TASK DESCRIPTION —
Spot each line that carries the word "legend"; copy those lines.

====== INPUT RECORDS ======

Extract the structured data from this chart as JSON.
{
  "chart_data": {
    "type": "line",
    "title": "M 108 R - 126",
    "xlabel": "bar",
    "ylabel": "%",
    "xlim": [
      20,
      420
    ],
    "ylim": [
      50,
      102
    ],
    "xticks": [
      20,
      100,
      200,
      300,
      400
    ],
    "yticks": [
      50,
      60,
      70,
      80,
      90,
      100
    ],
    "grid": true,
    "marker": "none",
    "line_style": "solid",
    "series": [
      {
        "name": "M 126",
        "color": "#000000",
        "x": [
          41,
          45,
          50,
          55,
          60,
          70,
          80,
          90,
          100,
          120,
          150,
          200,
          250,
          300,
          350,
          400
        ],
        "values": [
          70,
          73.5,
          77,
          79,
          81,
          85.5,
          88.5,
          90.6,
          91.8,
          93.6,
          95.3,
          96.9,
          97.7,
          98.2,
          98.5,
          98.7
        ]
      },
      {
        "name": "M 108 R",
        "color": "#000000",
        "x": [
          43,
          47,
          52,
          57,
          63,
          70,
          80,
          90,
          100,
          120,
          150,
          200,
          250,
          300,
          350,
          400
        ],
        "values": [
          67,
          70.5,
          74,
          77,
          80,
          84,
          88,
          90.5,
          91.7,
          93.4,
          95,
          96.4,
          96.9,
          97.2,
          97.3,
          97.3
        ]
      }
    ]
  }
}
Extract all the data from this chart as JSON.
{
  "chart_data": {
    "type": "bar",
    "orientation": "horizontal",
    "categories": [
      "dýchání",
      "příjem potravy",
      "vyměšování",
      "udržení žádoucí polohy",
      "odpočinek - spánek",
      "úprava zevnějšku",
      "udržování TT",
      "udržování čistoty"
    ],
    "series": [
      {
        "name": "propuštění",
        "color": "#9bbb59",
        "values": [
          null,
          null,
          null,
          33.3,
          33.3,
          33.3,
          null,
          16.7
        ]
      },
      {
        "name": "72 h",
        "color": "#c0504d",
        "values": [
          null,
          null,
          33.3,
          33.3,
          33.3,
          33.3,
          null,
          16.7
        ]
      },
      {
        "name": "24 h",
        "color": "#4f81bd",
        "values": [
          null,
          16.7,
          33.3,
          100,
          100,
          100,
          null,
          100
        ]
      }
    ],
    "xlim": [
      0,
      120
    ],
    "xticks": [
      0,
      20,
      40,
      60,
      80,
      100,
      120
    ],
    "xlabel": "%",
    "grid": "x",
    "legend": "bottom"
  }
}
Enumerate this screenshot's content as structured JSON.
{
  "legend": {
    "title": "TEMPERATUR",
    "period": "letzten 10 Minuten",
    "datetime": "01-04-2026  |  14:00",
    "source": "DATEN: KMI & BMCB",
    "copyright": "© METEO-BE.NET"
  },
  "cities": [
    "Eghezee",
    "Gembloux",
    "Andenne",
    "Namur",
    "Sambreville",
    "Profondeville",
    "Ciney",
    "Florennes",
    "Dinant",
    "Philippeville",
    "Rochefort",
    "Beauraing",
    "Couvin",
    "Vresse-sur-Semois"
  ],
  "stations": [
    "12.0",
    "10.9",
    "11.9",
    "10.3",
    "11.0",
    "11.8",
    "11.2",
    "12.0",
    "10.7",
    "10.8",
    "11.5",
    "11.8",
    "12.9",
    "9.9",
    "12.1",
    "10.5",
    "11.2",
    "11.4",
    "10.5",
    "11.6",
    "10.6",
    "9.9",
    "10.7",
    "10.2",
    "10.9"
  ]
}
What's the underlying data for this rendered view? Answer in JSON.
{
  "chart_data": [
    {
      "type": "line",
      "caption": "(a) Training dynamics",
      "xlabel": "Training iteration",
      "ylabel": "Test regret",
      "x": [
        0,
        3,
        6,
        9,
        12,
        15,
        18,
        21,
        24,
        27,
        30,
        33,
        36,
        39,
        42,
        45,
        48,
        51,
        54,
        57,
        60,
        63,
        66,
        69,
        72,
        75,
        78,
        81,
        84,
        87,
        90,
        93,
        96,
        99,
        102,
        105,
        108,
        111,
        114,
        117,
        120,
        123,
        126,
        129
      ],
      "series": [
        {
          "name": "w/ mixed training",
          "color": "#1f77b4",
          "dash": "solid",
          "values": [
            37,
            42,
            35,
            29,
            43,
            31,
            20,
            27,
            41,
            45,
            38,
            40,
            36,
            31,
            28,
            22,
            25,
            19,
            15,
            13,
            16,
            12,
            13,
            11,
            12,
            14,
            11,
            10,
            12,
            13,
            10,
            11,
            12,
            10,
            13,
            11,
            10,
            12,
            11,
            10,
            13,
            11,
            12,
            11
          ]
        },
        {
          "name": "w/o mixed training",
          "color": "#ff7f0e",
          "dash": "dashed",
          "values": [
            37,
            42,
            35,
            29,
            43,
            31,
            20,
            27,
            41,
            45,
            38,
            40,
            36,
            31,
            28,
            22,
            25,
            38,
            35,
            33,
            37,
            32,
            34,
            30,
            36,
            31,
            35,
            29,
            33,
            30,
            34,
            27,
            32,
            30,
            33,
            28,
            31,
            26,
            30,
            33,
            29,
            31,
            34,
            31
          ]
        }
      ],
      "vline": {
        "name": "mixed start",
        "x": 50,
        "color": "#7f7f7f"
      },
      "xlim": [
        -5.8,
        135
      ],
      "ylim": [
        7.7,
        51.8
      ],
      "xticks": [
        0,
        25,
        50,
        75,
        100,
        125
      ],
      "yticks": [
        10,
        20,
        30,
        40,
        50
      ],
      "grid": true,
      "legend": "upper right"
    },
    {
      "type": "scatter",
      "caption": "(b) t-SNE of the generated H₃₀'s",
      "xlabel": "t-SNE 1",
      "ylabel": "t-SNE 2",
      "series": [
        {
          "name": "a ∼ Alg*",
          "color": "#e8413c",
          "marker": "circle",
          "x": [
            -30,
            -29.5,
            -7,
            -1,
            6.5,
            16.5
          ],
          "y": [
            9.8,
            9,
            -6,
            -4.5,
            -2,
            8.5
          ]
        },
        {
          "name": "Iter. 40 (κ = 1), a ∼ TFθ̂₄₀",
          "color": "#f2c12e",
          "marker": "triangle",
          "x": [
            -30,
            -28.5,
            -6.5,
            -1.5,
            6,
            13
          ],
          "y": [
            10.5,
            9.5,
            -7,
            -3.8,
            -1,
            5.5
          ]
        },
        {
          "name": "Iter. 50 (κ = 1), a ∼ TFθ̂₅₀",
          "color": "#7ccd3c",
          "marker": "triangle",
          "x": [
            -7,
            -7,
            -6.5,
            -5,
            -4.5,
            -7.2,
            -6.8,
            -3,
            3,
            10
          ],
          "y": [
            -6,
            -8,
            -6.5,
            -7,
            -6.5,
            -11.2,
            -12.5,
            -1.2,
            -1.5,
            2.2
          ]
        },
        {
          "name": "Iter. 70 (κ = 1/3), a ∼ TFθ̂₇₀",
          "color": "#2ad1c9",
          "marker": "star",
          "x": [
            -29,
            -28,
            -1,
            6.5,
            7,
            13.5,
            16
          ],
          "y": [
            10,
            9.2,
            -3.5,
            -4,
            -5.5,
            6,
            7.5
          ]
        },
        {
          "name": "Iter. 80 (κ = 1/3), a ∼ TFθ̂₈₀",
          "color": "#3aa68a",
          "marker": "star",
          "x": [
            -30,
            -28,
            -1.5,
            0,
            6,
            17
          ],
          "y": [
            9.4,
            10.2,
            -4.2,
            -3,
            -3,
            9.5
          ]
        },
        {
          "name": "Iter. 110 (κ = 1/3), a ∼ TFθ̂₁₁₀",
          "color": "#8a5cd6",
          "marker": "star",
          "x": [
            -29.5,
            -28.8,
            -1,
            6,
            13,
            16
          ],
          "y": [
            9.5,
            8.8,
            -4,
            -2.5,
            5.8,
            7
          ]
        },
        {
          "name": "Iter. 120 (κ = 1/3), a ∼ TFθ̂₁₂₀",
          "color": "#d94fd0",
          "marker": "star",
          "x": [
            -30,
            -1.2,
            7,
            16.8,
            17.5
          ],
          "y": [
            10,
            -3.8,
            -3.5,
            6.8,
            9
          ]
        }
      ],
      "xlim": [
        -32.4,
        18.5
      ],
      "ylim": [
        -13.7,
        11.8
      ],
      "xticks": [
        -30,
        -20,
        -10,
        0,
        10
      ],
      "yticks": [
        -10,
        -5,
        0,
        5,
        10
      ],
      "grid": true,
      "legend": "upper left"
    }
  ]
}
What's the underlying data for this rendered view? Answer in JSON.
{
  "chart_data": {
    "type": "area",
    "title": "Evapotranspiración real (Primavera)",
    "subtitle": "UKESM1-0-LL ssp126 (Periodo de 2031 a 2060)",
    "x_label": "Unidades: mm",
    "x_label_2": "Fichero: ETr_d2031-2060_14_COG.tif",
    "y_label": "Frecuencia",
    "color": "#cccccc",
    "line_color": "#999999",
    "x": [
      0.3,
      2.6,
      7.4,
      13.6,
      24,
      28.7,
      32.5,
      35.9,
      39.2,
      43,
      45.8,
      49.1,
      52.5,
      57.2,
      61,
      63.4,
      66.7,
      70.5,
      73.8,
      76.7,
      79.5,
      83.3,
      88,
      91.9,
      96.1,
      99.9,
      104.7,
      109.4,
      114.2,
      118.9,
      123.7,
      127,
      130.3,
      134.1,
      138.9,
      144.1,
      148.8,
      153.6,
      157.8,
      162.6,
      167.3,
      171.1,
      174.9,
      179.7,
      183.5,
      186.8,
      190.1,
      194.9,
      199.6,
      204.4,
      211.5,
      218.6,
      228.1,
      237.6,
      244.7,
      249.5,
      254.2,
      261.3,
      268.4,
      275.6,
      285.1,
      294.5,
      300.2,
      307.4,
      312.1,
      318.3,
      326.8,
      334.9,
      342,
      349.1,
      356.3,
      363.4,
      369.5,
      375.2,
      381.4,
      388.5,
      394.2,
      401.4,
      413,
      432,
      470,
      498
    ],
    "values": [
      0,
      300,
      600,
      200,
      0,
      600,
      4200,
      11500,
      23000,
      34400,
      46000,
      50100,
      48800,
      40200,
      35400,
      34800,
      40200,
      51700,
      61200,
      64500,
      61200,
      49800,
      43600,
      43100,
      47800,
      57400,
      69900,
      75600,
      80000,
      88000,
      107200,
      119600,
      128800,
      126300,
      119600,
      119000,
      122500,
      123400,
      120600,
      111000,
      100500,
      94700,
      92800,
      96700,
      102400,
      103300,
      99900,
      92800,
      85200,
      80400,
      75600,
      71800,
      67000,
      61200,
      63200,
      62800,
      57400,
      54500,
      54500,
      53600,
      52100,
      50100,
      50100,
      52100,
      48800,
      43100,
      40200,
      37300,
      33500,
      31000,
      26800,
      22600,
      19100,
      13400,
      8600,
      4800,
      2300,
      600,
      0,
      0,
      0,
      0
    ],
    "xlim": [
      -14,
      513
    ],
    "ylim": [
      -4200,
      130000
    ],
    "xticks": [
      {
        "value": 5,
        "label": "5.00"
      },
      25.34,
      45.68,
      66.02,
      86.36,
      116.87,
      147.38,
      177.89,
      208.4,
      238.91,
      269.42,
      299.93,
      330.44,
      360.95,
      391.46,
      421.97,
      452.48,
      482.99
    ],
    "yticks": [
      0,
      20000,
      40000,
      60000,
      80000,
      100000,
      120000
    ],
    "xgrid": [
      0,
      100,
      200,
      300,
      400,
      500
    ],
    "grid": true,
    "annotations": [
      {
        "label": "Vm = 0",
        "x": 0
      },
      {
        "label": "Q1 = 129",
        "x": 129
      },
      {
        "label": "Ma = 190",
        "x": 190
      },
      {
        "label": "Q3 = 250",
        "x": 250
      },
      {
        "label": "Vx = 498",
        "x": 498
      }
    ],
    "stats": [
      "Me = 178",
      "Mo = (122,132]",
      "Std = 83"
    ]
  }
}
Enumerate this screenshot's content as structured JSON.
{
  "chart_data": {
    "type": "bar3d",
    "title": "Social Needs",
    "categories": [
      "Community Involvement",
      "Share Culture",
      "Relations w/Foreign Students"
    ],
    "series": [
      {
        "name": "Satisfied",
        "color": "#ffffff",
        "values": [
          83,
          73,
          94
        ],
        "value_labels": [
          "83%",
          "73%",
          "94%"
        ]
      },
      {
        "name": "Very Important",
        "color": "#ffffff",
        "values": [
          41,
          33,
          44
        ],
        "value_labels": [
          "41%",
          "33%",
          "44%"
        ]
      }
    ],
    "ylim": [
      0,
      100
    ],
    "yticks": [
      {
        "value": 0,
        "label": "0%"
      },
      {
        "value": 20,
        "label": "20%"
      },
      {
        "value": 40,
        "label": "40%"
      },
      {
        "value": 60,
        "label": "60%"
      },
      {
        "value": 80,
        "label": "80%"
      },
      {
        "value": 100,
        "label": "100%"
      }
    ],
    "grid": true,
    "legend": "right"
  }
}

======

RESULT —
    "legend": "bottom"
  "legend": {
      "legend": "upper right"
      "legend": "upper left"
    "legend": "right"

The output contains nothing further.